§ **CHALLENGE**: Check every line below for the word "SaleDollars" and show those that hold it.

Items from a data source
--- START ---

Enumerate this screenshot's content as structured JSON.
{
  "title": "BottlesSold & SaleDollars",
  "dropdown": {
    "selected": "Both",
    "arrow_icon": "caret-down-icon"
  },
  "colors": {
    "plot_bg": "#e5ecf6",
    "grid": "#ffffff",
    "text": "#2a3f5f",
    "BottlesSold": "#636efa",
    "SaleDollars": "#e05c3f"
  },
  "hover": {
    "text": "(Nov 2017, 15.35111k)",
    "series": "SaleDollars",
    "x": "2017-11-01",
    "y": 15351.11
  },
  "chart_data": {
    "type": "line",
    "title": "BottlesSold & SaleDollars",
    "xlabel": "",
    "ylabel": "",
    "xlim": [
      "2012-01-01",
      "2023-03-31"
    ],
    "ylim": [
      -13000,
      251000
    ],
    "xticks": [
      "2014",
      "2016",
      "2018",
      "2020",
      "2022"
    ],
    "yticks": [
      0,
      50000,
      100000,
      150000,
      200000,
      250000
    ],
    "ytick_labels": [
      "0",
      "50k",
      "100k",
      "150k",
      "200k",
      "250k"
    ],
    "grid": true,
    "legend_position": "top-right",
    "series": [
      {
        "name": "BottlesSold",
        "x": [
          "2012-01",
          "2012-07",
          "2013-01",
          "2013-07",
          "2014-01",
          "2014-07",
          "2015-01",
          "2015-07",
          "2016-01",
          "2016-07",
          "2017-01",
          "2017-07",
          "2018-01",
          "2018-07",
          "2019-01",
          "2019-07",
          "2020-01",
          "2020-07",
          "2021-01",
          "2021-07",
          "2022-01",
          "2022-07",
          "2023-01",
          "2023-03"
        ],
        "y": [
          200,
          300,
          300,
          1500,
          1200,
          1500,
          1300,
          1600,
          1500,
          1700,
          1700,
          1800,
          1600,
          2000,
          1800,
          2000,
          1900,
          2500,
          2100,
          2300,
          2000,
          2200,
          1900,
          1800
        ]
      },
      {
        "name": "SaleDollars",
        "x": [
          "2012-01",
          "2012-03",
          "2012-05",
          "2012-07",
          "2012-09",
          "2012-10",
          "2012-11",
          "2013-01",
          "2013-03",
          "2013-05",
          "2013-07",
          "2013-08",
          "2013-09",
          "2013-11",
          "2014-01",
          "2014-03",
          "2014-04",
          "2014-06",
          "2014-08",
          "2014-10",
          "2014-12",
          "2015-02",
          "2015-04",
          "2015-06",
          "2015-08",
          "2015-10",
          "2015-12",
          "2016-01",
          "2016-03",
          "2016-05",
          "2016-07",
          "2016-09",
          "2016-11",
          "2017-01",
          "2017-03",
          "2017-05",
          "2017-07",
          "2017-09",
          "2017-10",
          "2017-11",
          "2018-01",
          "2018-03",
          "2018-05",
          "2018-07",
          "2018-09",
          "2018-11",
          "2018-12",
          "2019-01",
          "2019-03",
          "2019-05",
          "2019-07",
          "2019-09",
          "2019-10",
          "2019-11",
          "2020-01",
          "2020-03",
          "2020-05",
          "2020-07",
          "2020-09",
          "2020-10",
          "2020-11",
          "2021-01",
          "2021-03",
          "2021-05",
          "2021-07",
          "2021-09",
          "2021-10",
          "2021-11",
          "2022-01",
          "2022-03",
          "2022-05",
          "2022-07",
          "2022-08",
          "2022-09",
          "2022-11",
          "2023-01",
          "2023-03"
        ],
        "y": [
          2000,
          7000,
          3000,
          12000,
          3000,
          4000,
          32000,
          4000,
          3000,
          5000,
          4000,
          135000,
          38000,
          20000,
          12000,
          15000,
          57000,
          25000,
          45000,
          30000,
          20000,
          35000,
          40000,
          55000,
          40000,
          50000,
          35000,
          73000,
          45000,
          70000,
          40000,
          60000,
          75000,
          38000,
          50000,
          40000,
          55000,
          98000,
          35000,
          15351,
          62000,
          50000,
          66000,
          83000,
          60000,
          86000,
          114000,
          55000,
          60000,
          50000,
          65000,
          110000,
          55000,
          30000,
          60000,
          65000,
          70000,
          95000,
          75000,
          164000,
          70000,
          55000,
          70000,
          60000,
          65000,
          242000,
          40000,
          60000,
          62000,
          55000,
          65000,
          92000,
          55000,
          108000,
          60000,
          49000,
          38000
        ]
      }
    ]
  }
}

--- END ---

§ **EXERCISE SOLUTION**:
  "title": "BottlesSold & SaleDollars",
    "SaleDollars": "#e05c3f"
    "series": "SaleDollars",
    "title": "BottlesSold & SaleDollars",
        "name": "SaleDollars",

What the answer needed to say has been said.